-- Dataset extract --
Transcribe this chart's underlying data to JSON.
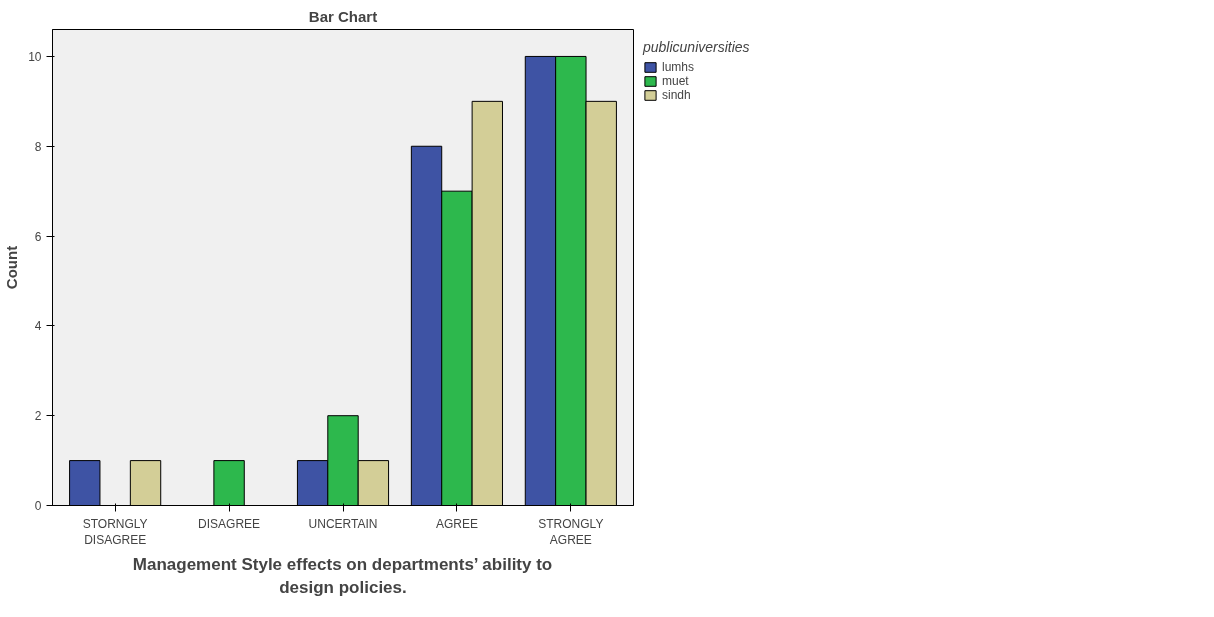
{
  "chart_data": {
    "type": "bar",
    "title": "Bar Chart",
    "xlabel": "Management Style effects on departments’ ability to\ndesign policies.",
    "ylabel": "Count",
    "legend_title": "publicuniversities",
    "categories": [
      "STORNGLY\nDISAGREE",
      "DISAGREE",
      "UNCERTAIN",
      "AGREE",
      "STRONGLY\nAGREE"
    ],
    "series": [
      {
        "name": "lumhs",
        "color": "#3e53a4",
        "values": [
          1,
          null,
          1,
          8,
          10
        ]
      },
      {
        "name": "muet",
        "color": "#2db84d",
        "values": [
          null,
          1,
          2,
          7,
          10
        ]
      },
      {
        "name": "sindh",
        "color": "#d3ce97",
        "values": [
          1,
          null,
          1,
          9,
          9
        ]
      }
    ],
    "ylim": [
      0,
      10.6
    ],
    "yticks": [
      0,
      2,
      4,
      6,
      8,
      10
    ],
    "grid": false,
    "legend": "top right"
  }
}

-- Problem to solve --
Transcribe the listing in full and omit the pictures.

-- Correct answer --
Transcribe this chart's underlying data to JSON.
{
  "chart_data": {
    "type": "bar",
    "title": "Bar Chart",
    "xlabel": "Management Style effects on departments’ ability to\ndesign policies.",
    "ylabel": "Count",
    "legend_title": "publicuniversities",
    "categories": [
      "STORNGLY\nDISAGREE",
      "DISAGREE",
      "UNCERTAIN",
      "AGREE",
      "STRONGLY\nAGREE"
    ],
    "series": [
      {
        "name": "lumhs",
        "color": "#3e53a4",
        "values": [
          1,
          null,
          1,
          8,
          10
        ]
      },
      {
        "name": "muet",
        "color": "#2db84d",
        "values": [
          null,
          1,
          2,
          7,
          10
        ]
      },
      {
        "name": "sindh",
        "color": "#d3ce97",
        "values": [
          1,
          null,
          1,
          9,
          9
        ]
      }
    ],
    "ylim": [
      0,
      10.6
    ],
    "yticks": [
      0,
      2,
      4,
      6,
      8,
      10
    ],
    "grid": false,
    "legend": "top right"
  }
}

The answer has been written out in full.